---------- TASK MATERIAL

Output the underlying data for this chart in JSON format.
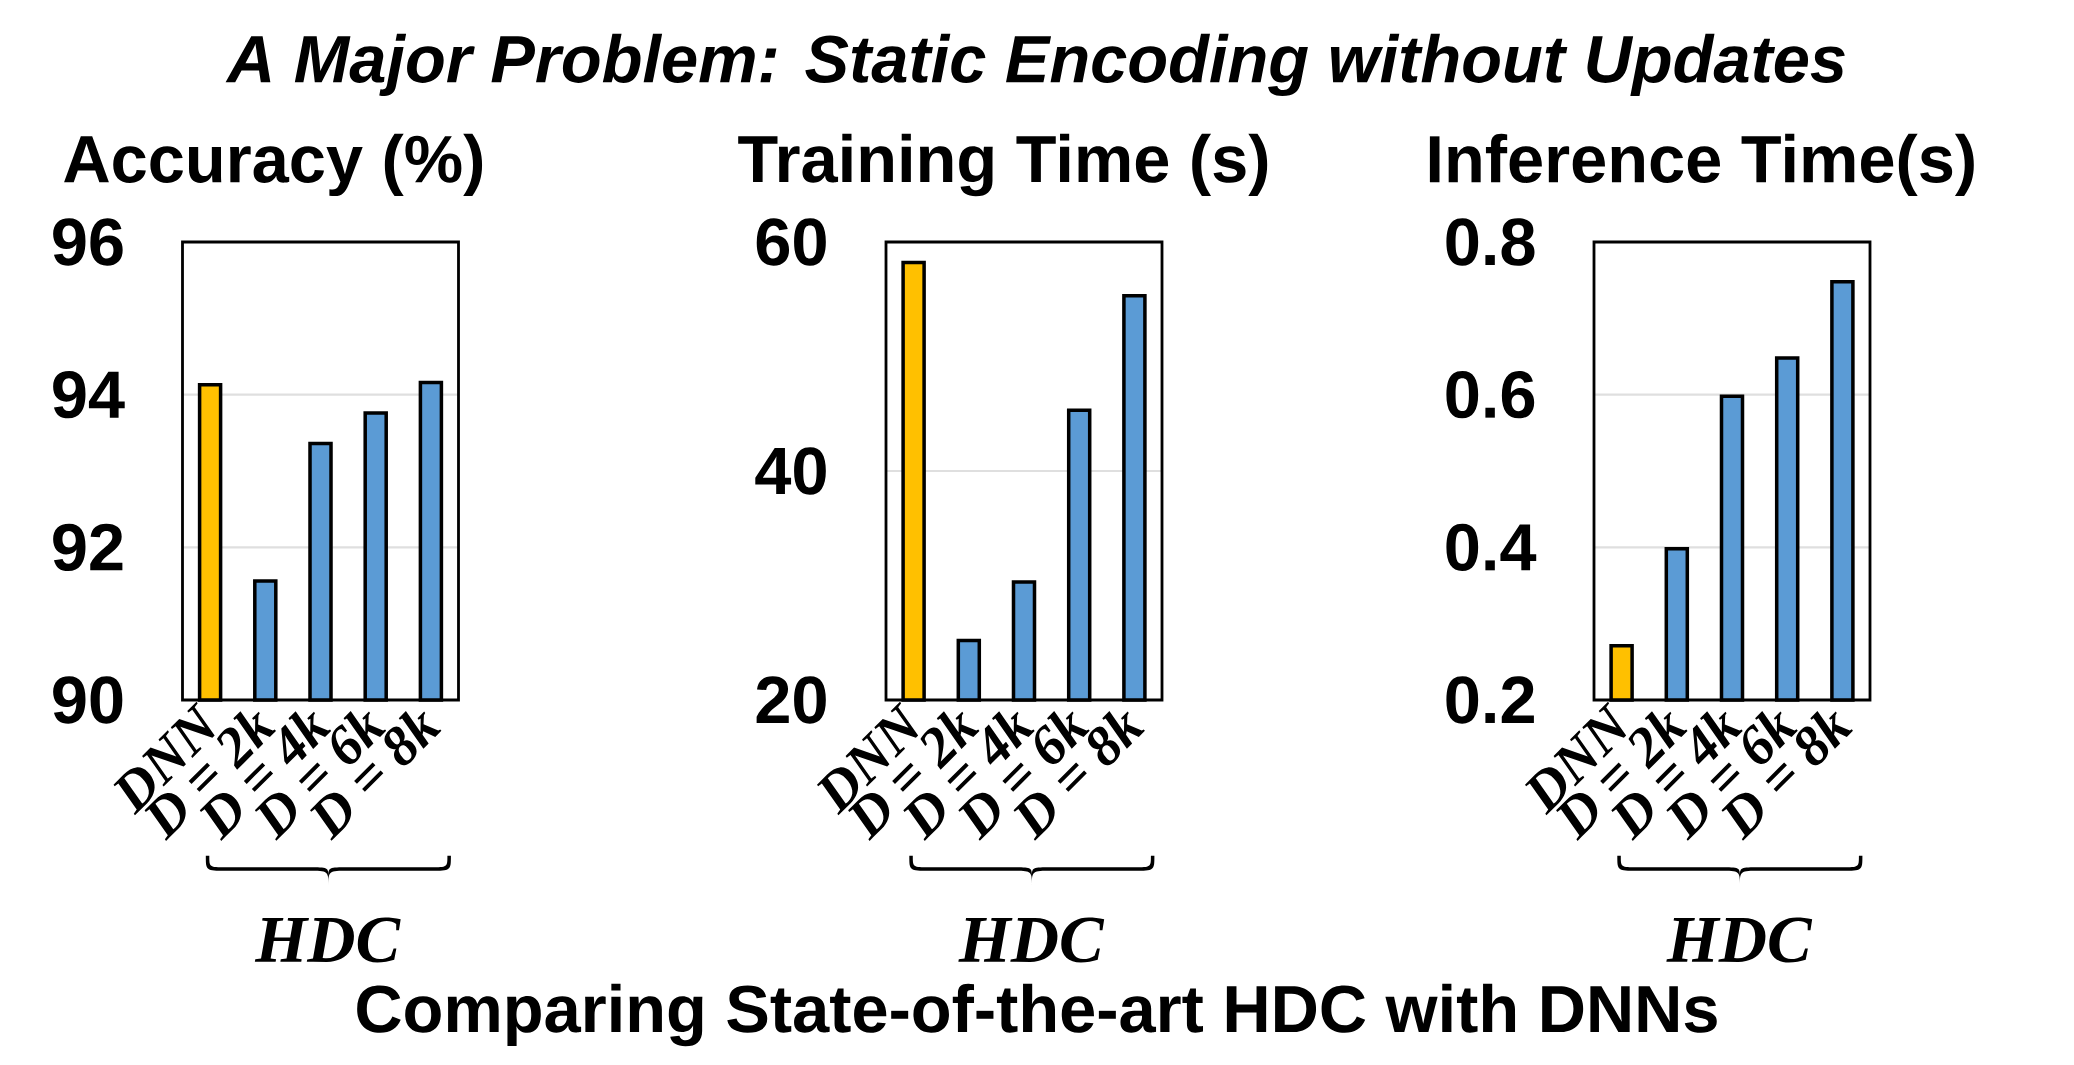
{
  "chart_data": [
    {
      "type": "bar",
      "title": "A Major Problem: Static Encoding without Updates",
      "ylabel": "Accuracy (%)",
      "categories": [
        "DNN",
        "D = 2k",
        "D = 4k",
        "D = 6k",
        "D = 8k"
      ],
      "values": [
        94.13,
        91.56,
        93.36,
        93.76,
        94.16
      ],
      "colors": [
        "#ffc000",
        "#5b9bd5",
        "#5b9bd5",
        "#5b9bd5",
        "#5b9bd5"
      ],
      "ylim": [
        90,
        96
      ],
      "yticks": [
        90,
        92,
        94,
        96
      ],
      "grid": "y",
      "annotations": [
        "HDC",
        "Comparing State-of-the-art HDC with DNNs"
      ]
    },
    {
      "type": "bar",
      "ylabel": "Training Time (s)",
      "categories": [
        "DNN",
        "D = 2k",
        "D = 4k",
        "D = 6k",
        "D = 8k"
      ],
      "values": [
        58.2,
        25.2,
        30.3,
        45.3,
        55.3
      ],
      "colors": [
        "#ffc000",
        "#5b9bd5",
        "#5b9bd5",
        "#5b9bd5",
        "#5b9bd5"
      ],
      "ylim": [
        20,
        60
      ],
      "yticks": [
        20,
        40,
        60
      ],
      "grid": "y",
      "annotations": [
        "HDC"
      ]
    },
    {
      "type": "bar",
      "ylabel": "Inference Time(s)",
      "categories": [
        "DNN",
        "D = 2k",
        "D = 4k",
        "D = 6k",
        "D = 8k"
      ],
      "values": [
        0.271,
        0.398,
        0.598,
        0.648,
        0.748
      ],
      "colors": [
        "#ffc000",
        "#5b9bd5",
        "#5b9bd5",
        "#5b9bd5",
        "#5b9bd5"
      ],
      "ylim": [
        0.2,
        0.8
      ],
      "yticks": [
        0.2,
        0.4,
        0.6,
        0.8
      ],
      "grid": "y",
      "annotations": [
        "HDC"
      ]
    }
  ]
}
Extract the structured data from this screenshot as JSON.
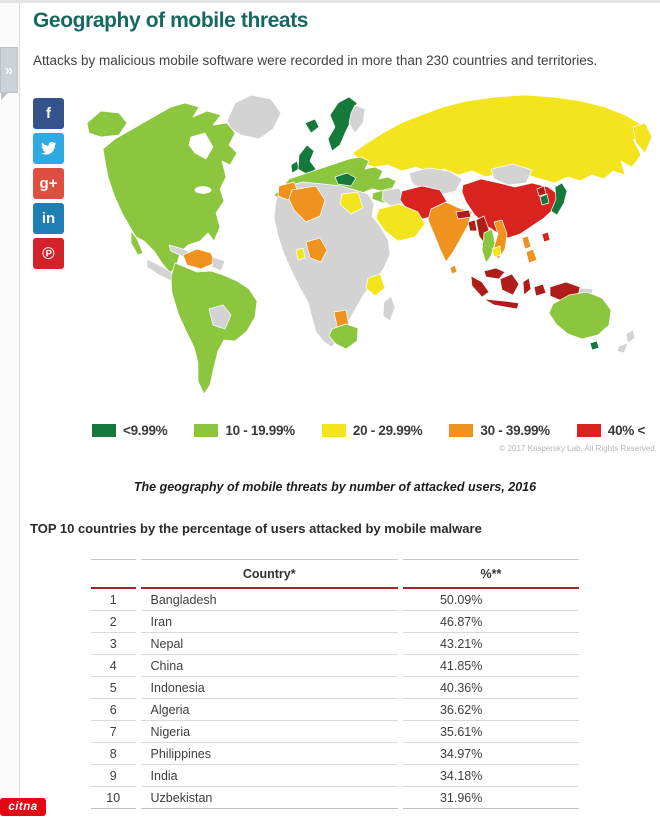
{
  "header": {
    "title": "Geography of mobile threats",
    "subtitle": "Attacks by malicious mobile software were recorded in more than 230 countries and territories."
  },
  "side_tab": {
    "glyph": "»"
  },
  "social": {
    "items": [
      {
        "name": "facebook",
        "glyph": "f",
        "color": "#34538c"
      },
      {
        "name": "twitter",
        "glyph": "bird",
        "color": "#2caae1"
      },
      {
        "name": "googleplus",
        "glyph": "g+",
        "color": "#dd4f41"
      },
      {
        "name": "linkedin",
        "glyph": "in",
        "color": "#1d7fb5"
      },
      {
        "name": "pinterest",
        "glyph": "℗",
        "color": "#d3222a"
      }
    ]
  },
  "map": {
    "copyright": "© 2017 Kaspersky Lab. All Rights Reserved.",
    "palette": {
      "dgreen": "#15793b",
      "green": "#8cc63f",
      "yellow": "#f3e41e",
      "orange": "#f0921e",
      "red": "#d8231e",
      "dred": "#ae1d17",
      "gray": "#d3d3d3"
    },
    "regions": {
      "greenland": "gray",
      "alaska": "green",
      "canada-us-mexico": "green",
      "baja": "green",
      "central-america": "gray",
      "cuba": "gray",
      "hispaniola": "gray",
      "venezuela": "orange",
      "guyanas": "gray",
      "south-america": "green",
      "bolivia-paraguay": "gray",
      "uk": "dgreen",
      "ireland": "dgreen",
      "iceland": "dgreen",
      "scandinavia": "dgreen",
      "finland": "gray",
      "europe": "green",
      "iberia": "green",
      "italy": "green",
      "central-europe": "dgreen",
      "greece": "dgreen",
      "turkey": "green",
      "russia": "yellow",
      "kamchatka": "yellow",
      "kazakhstan": "gray",
      "mongolia": "gray",
      "china": "red",
      "taiwan": "red",
      "korea-south": "dgreen",
      "korea-north": "dred",
      "japan": "dgreen",
      "iraq-syria": "gray",
      "iran": "red",
      "saudi": "yellow",
      "pakistan-india": "orange",
      "nepal": "dred",
      "bangladesh": "dred",
      "sri-lanka": "orange",
      "myanmar": "dred",
      "thailand": "green",
      "vietnam": "orange",
      "cambodia": "yellow",
      "malaysia": "dred",
      "sumatra": "dred",
      "java": "dred",
      "borneo": "dred",
      "sulawesi": "dred",
      "indonesia-east": "dred",
      "philippines-1": "orange",
      "philippines-2": "orange",
      "png": "dred",
      "png-east": "gray",
      "africa": "gray",
      "morocco": "orange",
      "algeria": "orange",
      "egypt": "yellow",
      "ghana": "yellow",
      "nigeria": "orange",
      "tanzania": "yellow",
      "namibia": "orange",
      "south-africa": "green",
      "madagascar": "gray",
      "australia": "green",
      "tasmania": "dgreen",
      "new-zealand-1": "gray",
      "new-zealand-2": "gray"
    },
    "legend": [
      {
        "label": "<9.99%",
        "color": "#15793b"
      },
      {
        "label": "10 - 19.99%",
        "color": "#8cc63f"
      },
      {
        "label": "20 - 29.99%",
        "color": "#f3e41e"
      },
      {
        "label": "30 - 39.99%",
        "color": "#f0921e"
      },
      {
        "label": "40% <",
        "color": "#d8231e"
      }
    ]
  },
  "caption": "The geography of mobile threats by number of attacked users, 2016",
  "table": {
    "heading": "TOP 10 countries by the percentage of users attacked by mobile malware",
    "columns": {
      "country": "Country*",
      "pct": "%**"
    },
    "rows": [
      {
        "rank": "1",
        "country": "Bangladesh",
        "pct": "50.09%"
      },
      {
        "rank": "2",
        "country": "Iran",
        "pct": "46.87%"
      },
      {
        "rank": "3",
        "country": "Nepal",
        "pct": "43.21%"
      },
      {
        "rank": "4",
        "country": "China",
        "pct": "41.85%"
      },
      {
        "rank": "5",
        "country": "Indonesia",
        "pct": "40.36%"
      },
      {
        "rank": "6",
        "country": "Algeria",
        "pct": "36.62%"
      },
      {
        "rank": "7",
        "country": "Nigeria",
        "pct": "35.61%"
      },
      {
        "rank": "8",
        "country": "Philippines",
        "pct": "34.97%"
      },
      {
        "rank": "9",
        "country": "India",
        "pct": "34.18%"
      },
      {
        "rank": "10",
        "country": "Uzbekistan",
        "pct": "31.96%"
      }
    ]
  },
  "footer": {
    "logo_text": "citna"
  },
  "chart_data": {
    "type": "table",
    "title": "TOP 10 countries by the percentage of users attacked by mobile malware",
    "columns": [
      "Country*",
      "%**"
    ],
    "rows": [
      [
        "Bangladesh",
        50.09
      ],
      [
        "Iran",
        46.87
      ],
      [
        "Nepal",
        43.21
      ],
      [
        "China",
        41.85
      ],
      [
        "Indonesia",
        40.36
      ],
      [
        "Algeria",
        36.62
      ],
      [
        "Nigeria",
        35.61
      ],
      [
        "Philippines",
        34.97
      ],
      [
        "India",
        34.18
      ],
      [
        "Uzbekistan",
        31.96
      ]
    ],
    "map_legend_bins": [
      "<9.99%",
      "10 - 19.99%",
      "20 - 29.99%",
      "30 - 39.99%",
      "40% <"
    ]
  }
}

--------------------

TASK REQUIREMENTS: Restate the listing above word for word, and skip the pictures.

THE OUTPUT:
Output the underlying data for this chart in JSON format.
{
  "chart_data": [
    {
      "type": "bar",
      "title": "A Major Problem: Static Encoding without Updates",
      "ylabel": "Accuracy (%)",
      "categories": [
        "DNN",
        "D = 2k",
        "D = 4k",
        "D = 6k",
        "D = 8k"
      ],
      "values": [
        94.13,
        91.56,
        93.36,
        93.76,
        94.16
      ],
      "colors": [
        "#ffc000",
        "#5b9bd5",
        "#5b9bd5",
        "#5b9bd5",
        "#5b9bd5"
      ],
      "ylim": [
        90,
        96
      ],
      "yticks": [
        90,
        92,
        94,
        96
      ],
      "grid": "y",
      "annotations": [
        "HDC",
        "Comparing State-of-the-art HDC with DNNs"
      ]
    },
    {
      "type": "bar",
      "ylabel": "Training Time (s)",
      "categories": [
        "DNN",
        "D = 2k",
        "D = 4k",
        "D = 6k",
        "D = 8k"
      ],
      "values": [
        58.2,
        25.2,
        30.3,
        45.3,
        55.3
      ],
      "colors": [
        "#ffc000",
        "#5b9bd5",
        "#5b9bd5",
        "#5b9bd5",
        "#5b9bd5"
      ],
      "ylim": [
        20,
        60
      ],
      "yticks": [
        20,
        40,
        60
      ],
      "grid": "y",
      "annotations": [
        "HDC"
      ]
    },
    {
      "type": "bar",
      "ylabel": "Inference Time(s)",
      "categories": [
        "DNN",
        "D = 2k",
        "D = 4k",
        "D = 6k",
        "D = 8k"
      ],
      "values": [
        0.271,
        0.398,
        0.598,
        0.648,
        0.748
      ],
      "colors": [
        "#ffc000",
        "#5b9bd5",
        "#5b9bd5",
        "#5b9bd5",
        "#5b9bd5"
      ],
      "ylim": [
        0.2,
        0.8
      ],
      "yticks": [
        0.2,
        0.4,
        0.6,
        0.8
      ],
      "grid": "y",
      "annotations": [
        "HDC"
      ]
    }
  ]
}
Extract the structured data from this screenshot as JSON.
{
  "header": {
    "title": "Geography of mobile threats",
    "subtitle": "Attacks by malicious mobile software were recorded in more than 230 countries and territories."
  },
  "side_tab": {
    "glyph": "»"
  },
  "social": {
    "items": [
      {
        "name": "facebook",
        "glyph": "f",
        "color": "#34538c"
      },
      {
        "name": "twitter",
        "glyph": "bird",
        "color": "#2caae1"
      },
      {
        "name": "googleplus",
        "glyph": "g+",
        "color": "#dd4f41"
      },
      {
        "name": "linkedin",
        "glyph": "in",
        "color": "#1d7fb5"
      },
      {
        "name": "pinterest",
        "glyph": "℗",
        "color": "#d3222a"
      }
    ]
  },
  "map": {
    "copyright": "© 2017 Kaspersky Lab. All Rights Reserved.",
    "palette": {
      "dgreen": "#15793b",
      "green": "#8cc63f",
      "yellow": "#f3e41e",
      "orange": "#f0921e",
      "red": "#d8231e",
      "dred": "#ae1d17",
      "gray": "#d3d3d3"
    },
    "regions": {
      "greenland": "gray",
      "alaska": "green",
      "canada-us-mexico": "green",
      "baja": "green",
      "central-america": "gray",
      "cuba": "gray",
      "hispaniola": "gray",
      "venezuela": "orange",
      "guyanas": "gray",
      "south-america": "green",
      "bolivia-paraguay": "gray",
      "uk": "dgreen",
      "ireland": "dgreen",
      "iceland": "dgreen",
      "scandinavia": "dgreen",
      "finland": "gray",
      "europe": "green",
      "iberia": "green",
      "italy": "green",
      "central-europe": "dgreen",
      "greece": "dgreen",
      "turkey": "green",
      "russia": "yellow",
      "kamchatka": "yellow",
      "kazakhstan": "gray",
      "mongolia": "gray",
      "china": "red",
      "taiwan": "red",
      "korea-south": "dgreen",
      "korea-north": "dred",
      "japan": "dgreen",
      "iraq-syria": "gray",
      "iran": "red",
      "saudi": "yellow",
      "pakistan-india": "orange",
      "nepal": "dred",
      "bangladesh": "dred",
      "sri-lanka": "orange",
      "myanmar": "dred",
      "thailand": "green",
      "vietnam": "orange",
      "cambodia": "yellow",
      "malaysia": "dred",
      "sumatra": "dred",
      "java": "dred",
      "borneo": "dred",
      "sulawesi": "dred",
      "indonesia-east": "dred",
      "philippines-1": "orange",
      "philippines-2": "orange",
      "png": "dred",
      "png-east": "gray",
      "africa": "gray",
      "morocco": "orange",
      "algeria": "orange",
      "egypt": "yellow",
      "ghana": "yellow",
      "nigeria": "orange",
      "tanzania": "yellow",
      "namibia": "orange",
      "south-africa": "green",
      "madagascar": "gray",
      "australia": "green",
      "tasmania": "dgreen",
      "new-zealand-1": "gray",
      "new-zealand-2": "gray"
    },
    "legend": [
      {
        "label": "<9.99%",
        "color": "#15793b"
      },
      {
        "label": "10 - 19.99%",
        "color": "#8cc63f"
      },
      {
        "label": "20 - 29.99%",
        "color": "#f3e41e"
      },
      {
        "label": "30 - 39.99%",
        "color": "#f0921e"
      },
      {
        "label": "40% <",
        "color": "#d8231e"
      }
    ]
  },
  "caption": "The geography of mobile threats by number of attacked users, 2016",
  "table": {
    "heading": "TOP 10 countries by the percentage of users attacked by mobile malware",
    "columns": {
      "country": "Country*",
      "pct": "%**"
    },
    "rows": [
      {
        "rank": "1",
        "country": "Bangladesh",
        "pct": "50.09%"
      },
      {
        "rank": "2",
        "country": "Iran",
        "pct": "46.87%"
      },
      {
        "rank": "3",
        "country": "Nepal",
        "pct": "43.21%"
      },
      {
        "rank": "4",
        "country": "China",
        "pct": "41.85%"
      },
      {
        "rank": "5",
        "country": "Indonesia",
        "pct": "40.36%"
      },
      {
        "rank": "6",
        "country": "Algeria",
        "pct": "36.62%"
      },
      {
        "rank": "7",
        "country": "Nigeria",
        "pct": "35.61%"
      },
      {
        "rank": "8",
        "country": "Philippines",
        "pct": "34.97%"
      },
      {
        "rank": "9",
        "country": "India",
        "pct": "34.18%"
      },
      {
        "rank": "10",
        "country": "Uzbekistan",
        "pct": "31.96%"
      }
    ]
  },
  "footer": {
    "logo_text": "citna"
  },
  "chart_data": {
    "type": "table",
    "title": "TOP 10 countries by the percentage of users attacked by mobile malware",
    "columns": [
      "Country*",
      "%**"
    ],
    "rows": [
      [
        "Bangladesh",
        50.09
      ],
      [
        "Iran",
        46.87
      ],
      [
        "Nepal",
        43.21
      ],
      [
        "China",
        41.85
      ],
      [
        "Indonesia",
        40.36
      ],
      [
        "Algeria",
        36.62
      ],
      [
        "Nigeria",
        35.61
      ],
      [
        "Philippines",
        34.97
      ],
      [
        "India",
        34.18
      ],
      [
        "Uzbekistan",
        31.96
      ]
    ],
    "map_legend_bins": [
      "<9.99%",
      "10 - 19.99%",
      "20 - 29.99%",
      "30 - 39.99%",
      "40% <"
    ]
  }
}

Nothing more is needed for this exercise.